[Dataset items]
▬▬▬▬▬▬▬▬▬▬

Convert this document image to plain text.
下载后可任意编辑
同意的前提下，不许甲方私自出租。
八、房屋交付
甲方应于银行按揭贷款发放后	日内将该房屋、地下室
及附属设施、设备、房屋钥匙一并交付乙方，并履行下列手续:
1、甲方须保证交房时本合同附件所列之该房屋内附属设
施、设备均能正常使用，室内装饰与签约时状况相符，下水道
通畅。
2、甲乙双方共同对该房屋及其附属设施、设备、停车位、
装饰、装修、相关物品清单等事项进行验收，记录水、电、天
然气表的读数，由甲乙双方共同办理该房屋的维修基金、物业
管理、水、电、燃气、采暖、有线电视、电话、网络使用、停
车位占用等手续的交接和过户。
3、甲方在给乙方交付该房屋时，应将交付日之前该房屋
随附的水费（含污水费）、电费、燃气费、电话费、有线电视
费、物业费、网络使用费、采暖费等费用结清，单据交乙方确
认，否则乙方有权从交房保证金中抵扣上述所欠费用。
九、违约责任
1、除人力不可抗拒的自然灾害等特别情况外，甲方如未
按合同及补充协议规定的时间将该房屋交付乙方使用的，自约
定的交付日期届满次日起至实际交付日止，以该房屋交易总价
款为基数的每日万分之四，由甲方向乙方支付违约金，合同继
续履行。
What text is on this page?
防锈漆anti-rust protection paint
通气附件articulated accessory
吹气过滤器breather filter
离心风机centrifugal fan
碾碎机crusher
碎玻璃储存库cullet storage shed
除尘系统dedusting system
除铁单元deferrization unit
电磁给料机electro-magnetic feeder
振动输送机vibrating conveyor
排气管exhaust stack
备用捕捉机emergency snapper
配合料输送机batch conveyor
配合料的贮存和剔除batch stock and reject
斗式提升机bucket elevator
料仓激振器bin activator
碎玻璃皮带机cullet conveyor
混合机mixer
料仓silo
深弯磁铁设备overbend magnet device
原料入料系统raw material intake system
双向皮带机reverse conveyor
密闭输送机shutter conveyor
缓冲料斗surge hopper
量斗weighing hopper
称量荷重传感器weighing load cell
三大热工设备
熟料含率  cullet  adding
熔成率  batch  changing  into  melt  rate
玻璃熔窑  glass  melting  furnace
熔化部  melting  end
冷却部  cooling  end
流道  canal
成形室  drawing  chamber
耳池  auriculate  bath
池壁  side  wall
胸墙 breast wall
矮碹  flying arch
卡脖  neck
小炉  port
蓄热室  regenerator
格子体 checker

▬▬▬▬▬▬▬▬▬▬

*Stated problem*
Nothing in the listing may be changed; retype it all exactly.

*Expected output*
Convert this document image to plain text.
下载后可任意编辑
同意的前提下，不许甲方私自出租。
八、房屋交付
甲方应于银行按揭贷款发放后	日内将该房屋、地下室
及附属设施、设备、房屋钥匙一并交付乙方，并履行下列手续:
1、甲方须保证交房时本合同附件所列之该房屋内附属设
施、设备均能正常使用，室内装饰与签约时状况相符，下水道
通畅。
2、甲乙双方共同对该房屋及其附属设施、设备、停车位、
装饰、装修、相关物品清单等事项进行验收，记录水、电、天
然气表的读数，由甲乙双方共同办理该房屋的维修基金、物业
管理、水、电、燃气、采暖、有线电视、电话、网络使用、停
车位占用等手续的交接和过户。
3、甲方在给乙方交付该房屋时，应将交付日之前该房屋
随附的水费（含污水费）、电费、燃气费、电话费、有线电视
费、物业费、网络使用费、采暖费等费用结清，单据交乙方确
认，否则乙方有权从交房保证金中抵扣上述所欠费用。
九、违约责任
1、除人力不可抗拒的自然灾害等特别情况外，甲方如未
按合同及补充协议规定的时间将该房屋交付乙方使用的，自约
定的交付日期届满次日起至实际交付日止，以该房屋交易总价
款为基数的每日万分之四，由甲方向乙方支付违约金，合同继
续履行。
What text is on this page?
防锈漆anti-rust protection paint
通气附件articulated accessory
吹气过滤器breather filter
离心风机centrifugal fan
碾碎机crusher
碎玻璃储存库cullet storage shed
除尘系统dedusting system
除铁单元deferrization unit
电磁给料机electro-magnetic feeder
振动输送机vibrating conveyor
排气管exhaust stack
备用捕捉机emergency snapper
配合料输送机batch conveyor
配合料的贮存和剔除batch stock and reject
斗式提升机bucket elevator
料仓激振器bin activator
碎玻璃皮带机cullet conveyor
混合机mixer
料仓silo
深弯磁铁设备overbend magnet device
原料入料系统raw material intake system
双向皮带机reverse conveyor
密闭输送机shutter conveyor
缓冲料斗surge hopper
量斗weighing hopper
称量荷重传感器weighing load cell
三大热工设备
熟料含率  cullet  adding
熔成率  batch  changing  into  melt  rate
玻璃熔窑  glass  melting  furnace
熔化部  melting  end
冷却部  cooling  end
流道  canal
成形室  drawing  chamber
耳池  auriculate  bath
池壁  side  wall
胸墙 breast wall
矮碹  flying arch
卡脖  neck
小炉  port
蓄热室  regenerator
格子体 checker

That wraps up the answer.